Start of THE RECORDS

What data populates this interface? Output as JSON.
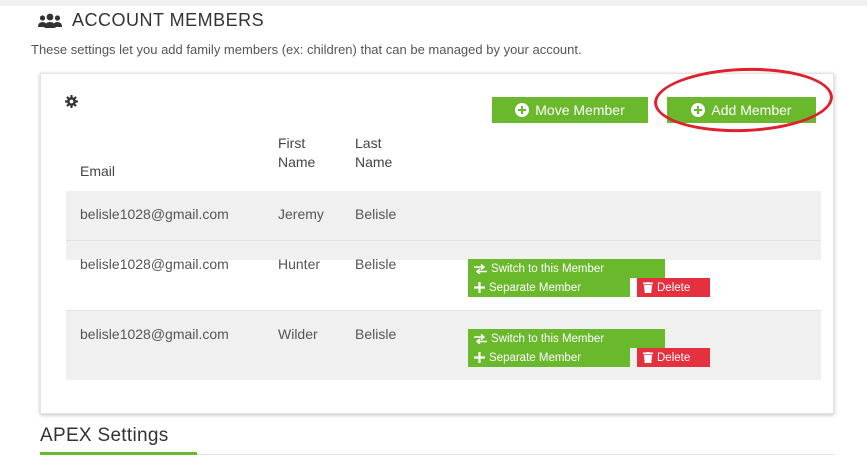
{
  "section": {
    "title": "ACCOUNT MEMBERS",
    "description": "These settings let you add family members (ex: children) that can be managed by your account."
  },
  "toolbar": {
    "move_label": "Move Member",
    "add_label": "Add Member"
  },
  "table": {
    "headers": {
      "email": "Email",
      "first_line1": "First",
      "first_line2": "Name",
      "last_line1": "Last",
      "last_line2": "Name"
    },
    "rows": [
      {
        "email": "belisle1028@gmail.com",
        "first": "Jeremy",
        "last": "Belisle"
      },
      {
        "email": "belisle1028@gmail.com",
        "first": "Hunter",
        "last": "Belisle"
      },
      {
        "email": "belisle1028@gmail.com",
        "first": "Wilder",
        "last": "Belisle"
      }
    ],
    "actions": {
      "switch_label": "Switch to this Member",
      "separate_label": "Separate Member",
      "delete_label": "Delete"
    }
  },
  "apex": {
    "title": "APEX Settings"
  },
  "colors": {
    "accent_green": "#6ab82b",
    "danger_red": "#e4303f",
    "highlight_ring": "#e0202c"
  },
  "icons": {
    "section": "users-icon",
    "settings": "gear-icon",
    "add": "plus-circle-icon",
    "switch": "exchange-icon",
    "separate": "plus-icon",
    "delete": "trash-icon"
  }
}
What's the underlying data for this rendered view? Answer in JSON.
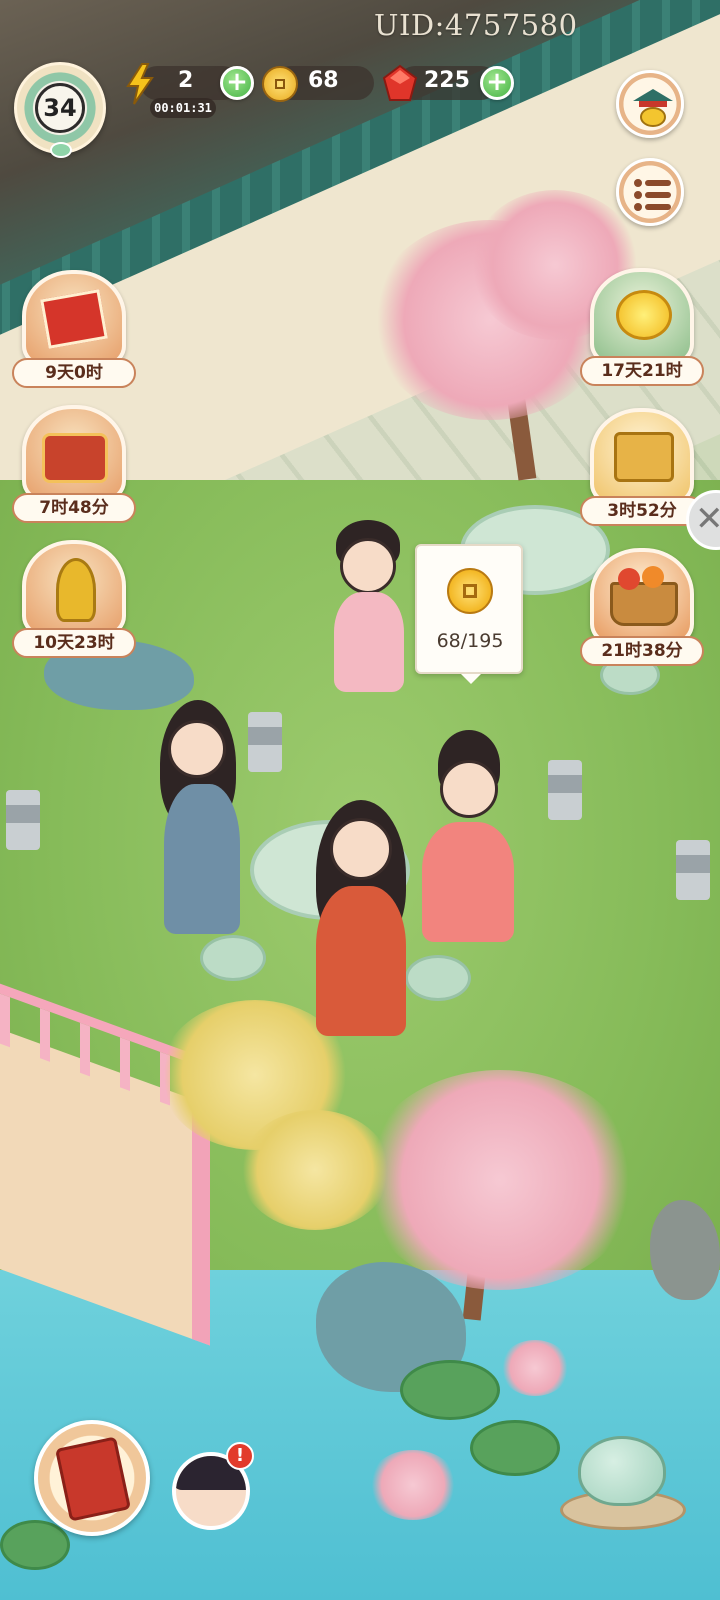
{
  "hud": {
    "uid": "UID:4757580",
    "level": "34",
    "energy": {
      "value": "2",
      "timer": "00:01:31"
    },
    "coins": {
      "value": "68"
    },
    "gems": {
      "value": "225"
    },
    "plus_label": "+"
  },
  "events": [
    {
      "name": "fortune-envelope-event",
      "timer": "9天0时"
    },
    {
      "name": "treasure-chest-event",
      "timer": "7时48分"
    },
    {
      "name": "wheat-harvest-event",
      "timer": "10天23时"
    },
    {
      "name": "chrysanthemum-event",
      "timer": "17天21时"
    },
    {
      "name": "mooncake-event",
      "timer": "3时52分"
    },
    {
      "name": "fruit-basket-event",
      "timer": "21时38分"
    }
  ],
  "coin_bubble": {
    "text": "68/195"
  },
  "bottom": {
    "alert_mark": "!"
  },
  "icons": {
    "energy": "lightning-icon",
    "coin": "coin-icon",
    "gem": "red-gem-icon",
    "pavilion": "pavilion-icon",
    "menu": "list-menu-icon",
    "close": "close-icon",
    "book": "book-icon",
    "teapot": "teapot-icon"
  },
  "colors": {
    "plus_green": "#45b345",
    "timer_border": "#c9835b",
    "alert_red": "#e23b2b"
  }
}
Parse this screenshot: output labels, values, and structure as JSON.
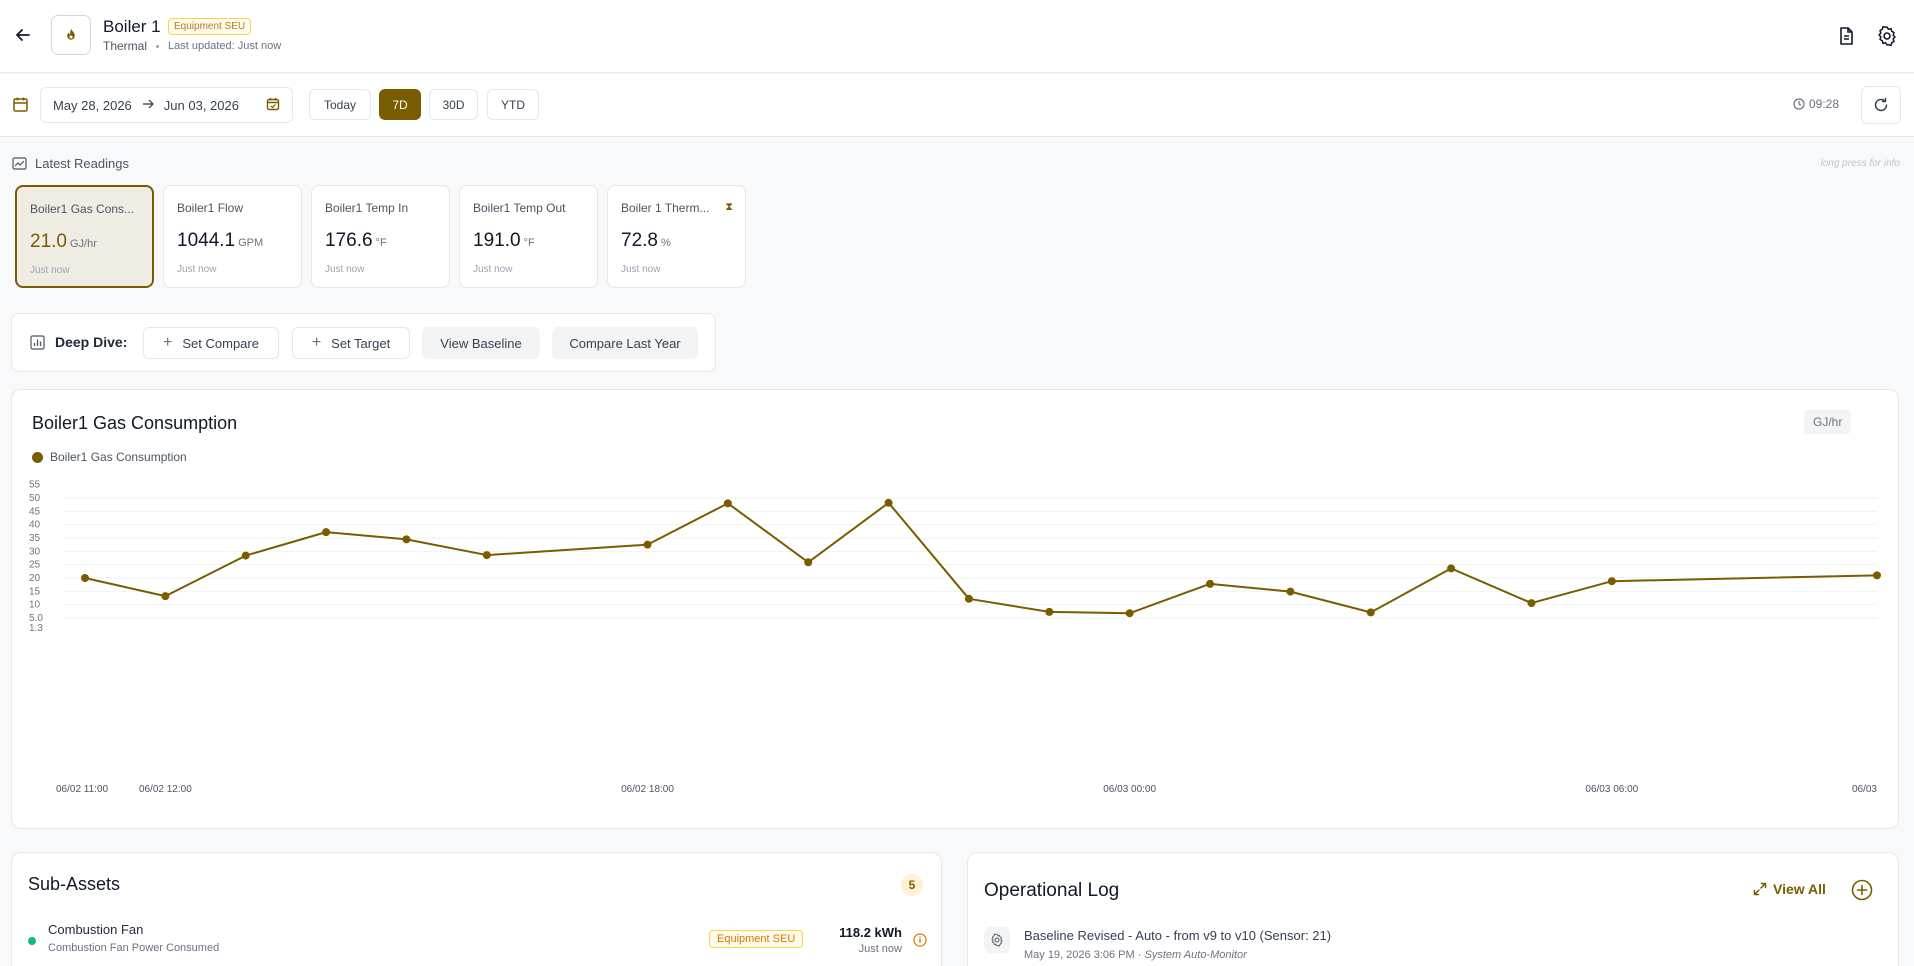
{
  "header": {
    "title": "Boiler 1",
    "badge": "Equipment SEU",
    "category": "Thermal",
    "last_updated": "Last updated: Just now"
  },
  "toolbar": {
    "start_date": "May 28, 2026",
    "end_date": "Jun 03, 2026",
    "ranges": [
      "Today",
      "7D",
      "30D",
      "YTD"
    ],
    "active_range": "7D",
    "time": "09:28"
  },
  "readings": {
    "label": "Latest Readings",
    "hint": "long press for info",
    "cards": [
      {
        "title": "Boiler1 Gas Cons...",
        "value": "21.0",
        "unit": "GJ/hr",
        "time": "Just now"
      },
      {
        "title": "Boiler1 Flow",
        "value": "1044.1",
        "unit": "GPM",
        "time": "Just now"
      },
      {
        "title": "Boiler1 Temp In",
        "value": "176.6",
        "unit": "°F",
        "time": "Just now"
      },
      {
        "title": "Boiler1 Temp Out",
        "value": "191.0",
        "unit": "°F",
        "time": "Just now"
      },
      {
        "title": "Boiler 1 Therm...",
        "value": "72.8",
        "unit": "%",
        "time": "Just now"
      }
    ]
  },
  "deep_dive": {
    "label": "Deep Dive:",
    "set_compare": "Set Compare",
    "set_target": "Set Target",
    "view_baseline": "View Baseline",
    "compare_last_year": "Compare Last Year"
  },
  "chart": {
    "title": "Boiler1 Gas Consumption",
    "unit": "GJ/hr",
    "legend": "Boiler1 Gas Consumption"
  },
  "chart_data": {
    "type": "line",
    "title": "Boiler1 Gas Consumption",
    "xlabel": "",
    "ylabel": "",
    "ylim": [
      1.3,
      55
    ],
    "y_ticks": [
      "1.3",
      "5.0",
      "10",
      "15",
      "20",
      "25",
      "30",
      "35",
      "40",
      "45",
      "50",
      "55"
    ],
    "y_tick_values": [
      1.3,
      5,
      10,
      15,
      20,
      25,
      30,
      35,
      40,
      45,
      50,
      55
    ],
    "x_ticks": [
      "06/02 11:00",
      "06/02 12:00",
      "06/02 18:00",
      "06/03 00:00",
      "06/03 06:00",
      "06/03"
    ],
    "x_tick_hours": [
      0,
      1,
      7,
      13,
      19,
      22.3
    ],
    "xlim_hours": [
      0,
      22.3
    ],
    "series": [
      {
        "name": "Boiler1 Gas Consumption",
        "color": "#7a5c00",
        "x_hours": [
          0,
          1,
          2,
          3,
          4,
          5,
          7,
          8,
          9,
          10,
          11,
          12,
          13,
          14,
          15,
          16,
          17,
          18,
          19,
          22.3
        ],
        "values": [
          20,
          13.2,
          28.4,
          37.2,
          34.5,
          28.6,
          32.5,
          48.0,
          25.9,
          48.2,
          12.2,
          7.3,
          6.8,
          17.8,
          14.9,
          7.1,
          23.6,
          10.6,
          18.8,
          21.0
        ]
      }
    ]
  },
  "sub_assets": {
    "title": "Sub-Assets",
    "count": "5",
    "items": [
      {
        "name": "Combustion Fan",
        "description": "Combustion Fan Power Consumed",
        "badge": "Equipment SEU",
        "value": "118.2 kWh",
        "time": "Just now",
        "status_color": "#10b981"
      }
    ]
  },
  "operational_log": {
    "title": "Operational Log",
    "view_all": "View All",
    "entries": [
      {
        "text": "Baseline Revised - Auto - from v9 to v10 (Sensor: 21)",
        "date": "May 19, 2026 3:06 PM",
        "separator": "·",
        "by": "System Auto-Monitor"
      }
    ]
  },
  "colors": {
    "accent": "#7a5c00",
    "badge_text": "#d97706",
    "status_green": "#10b981"
  }
}
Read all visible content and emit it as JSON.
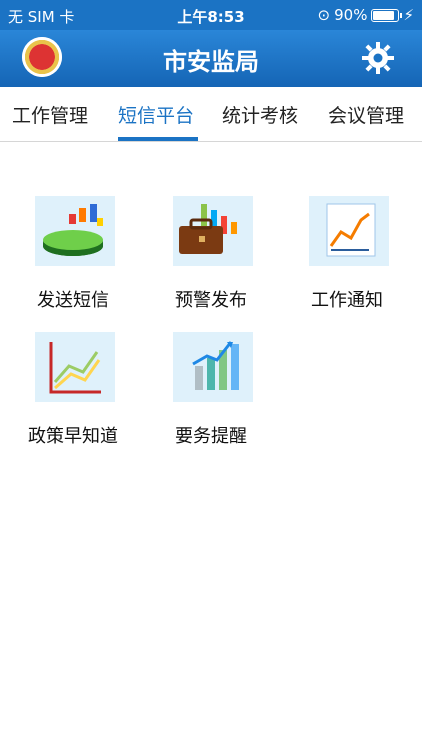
{
  "status_bar": {
    "carrier": "无 SIM 卡",
    "time": "上午8:53",
    "battery": "90%",
    "battery_level": 0.9
  },
  "nav": {
    "title": "市安监局",
    "emblem_icon": "emblem-icon",
    "settings_icon": "gear-icon"
  },
  "tabs": [
    {
      "label": "工作管理",
      "active": false
    },
    {
      "label": "短信平台",
      "active": true
    },
    {
      "label": "统计考核",
      "active": false
    },
    {
      "label": "会议管理",
      "active": false
    }
  ],
  "grid_items": [
    {
      "label": "发送短信",
      "icon": "pie-chart-icon"
    },
    {
      "label": "预警发布",
      "icon": "briefcase-chart-icon"
    },
    {
      "label": "工作通知",
      "icon": "line-graph-icon"
    },
    {
      "label": "政策早知道",
      "icon": "trend-lines-icon"
    },
    {
      "label": "要务提醒",
      "icon": "bar-chart-icon"
    }
  ],
  "colors": {
    "brand_blue": "#1b73c4",
    "white": "#ffffff",
    "text": "#111111"
  }
}
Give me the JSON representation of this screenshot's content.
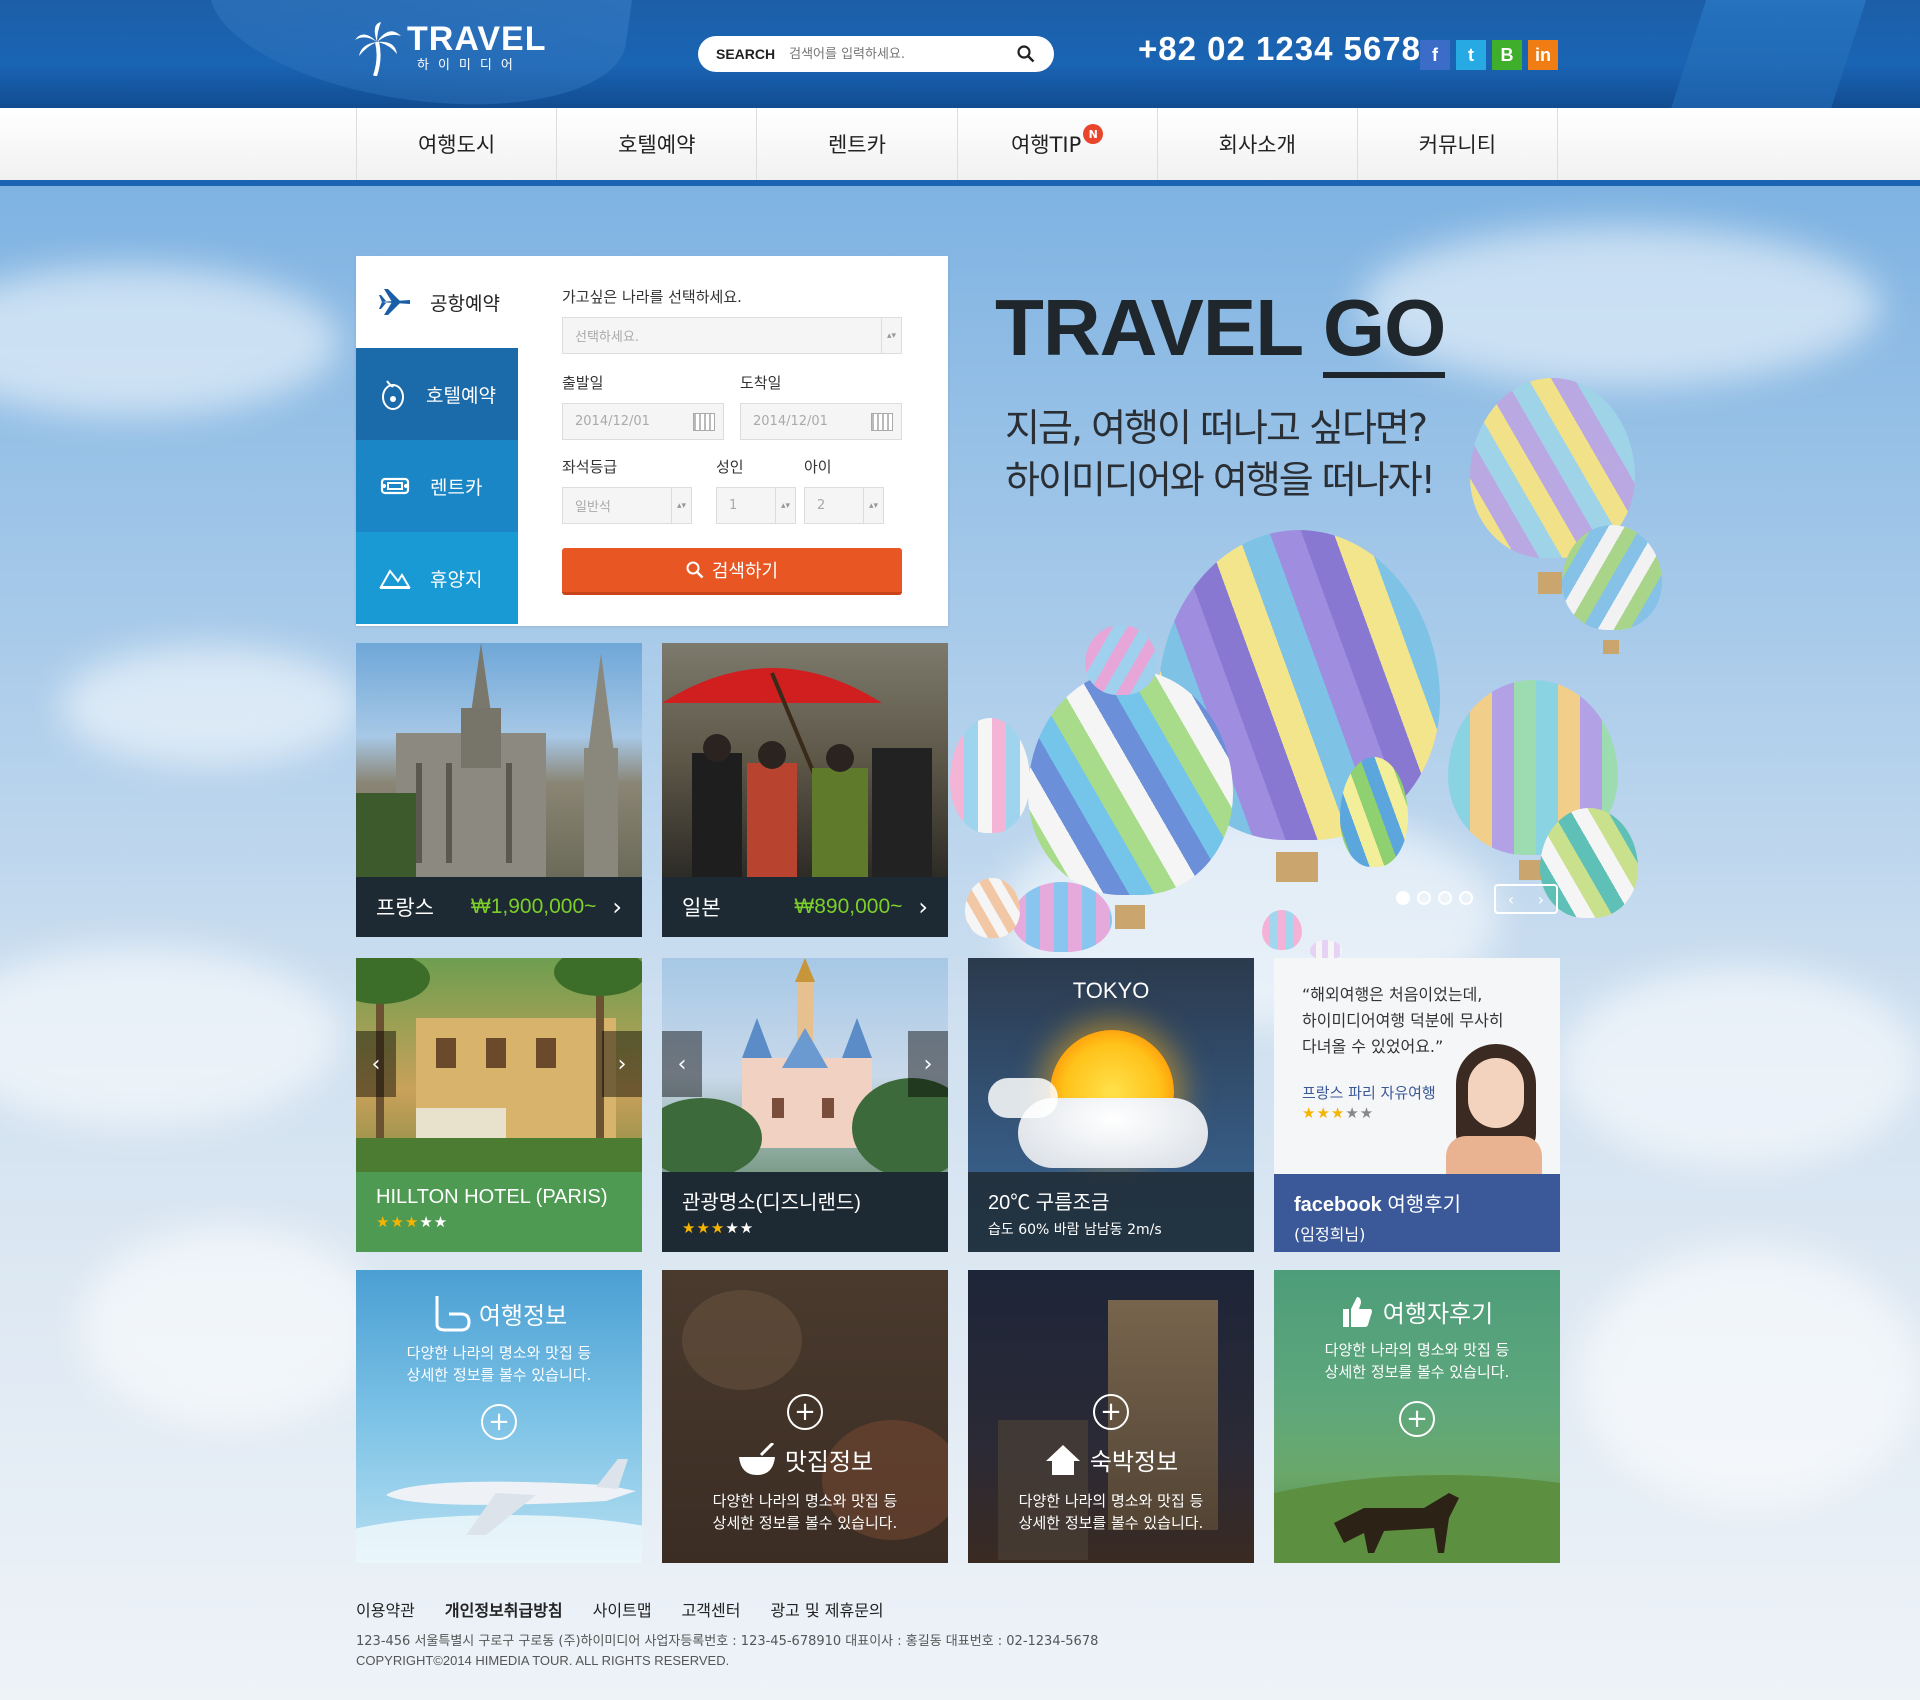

End of THE RECORDS

* _WORK REQUIRED_
In the records above, find each line with the word "JSON" and copy it.

* _WRITTEN SOLUTION_
What data populates this interface? Output as JSON.
What's the underlying data for this rendered view? Answer in JSON.
Parse this screenshot: output labels, values, and structure as JSON.
Read all visible content and emit it as JSON.
Give me the JSON representation of this screenshot's content.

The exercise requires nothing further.